### Problem details
Give the records back in full, exactly as they read.

### Data for this task
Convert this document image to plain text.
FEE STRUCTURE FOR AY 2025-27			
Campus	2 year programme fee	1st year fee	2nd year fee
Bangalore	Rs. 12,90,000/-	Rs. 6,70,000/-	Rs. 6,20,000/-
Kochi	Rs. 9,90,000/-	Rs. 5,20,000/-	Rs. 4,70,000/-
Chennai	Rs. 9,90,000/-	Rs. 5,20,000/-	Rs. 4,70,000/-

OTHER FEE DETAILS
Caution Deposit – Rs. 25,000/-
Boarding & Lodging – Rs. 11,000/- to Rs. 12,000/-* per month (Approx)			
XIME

### Solution to the problem
Convert this document image to plain text.
FEE STRUCTURE FOR AY 2025-27			
Campus	2 year programme fee	1st year fee	2nd year fee
Bangalore	Rs. 12,90,000/-	Rs. 6,70,000/-	Rs. 6,20,000/-
Kochi	Rs. 9,90,000/-	Rs. 5,20,000/-	Rs. 4,70,000/-
Chennai	Rs. 9,90,000/-	Rs. 5,20,000/-	Rs. 4,70,000/-

OTHER FEE DETAILS
Caution Deposit – Rs. 25,000/-
Boarding & Lodging – Rs. 11,000/- to Rs. 12,000/-* per month (Approx)			
XIME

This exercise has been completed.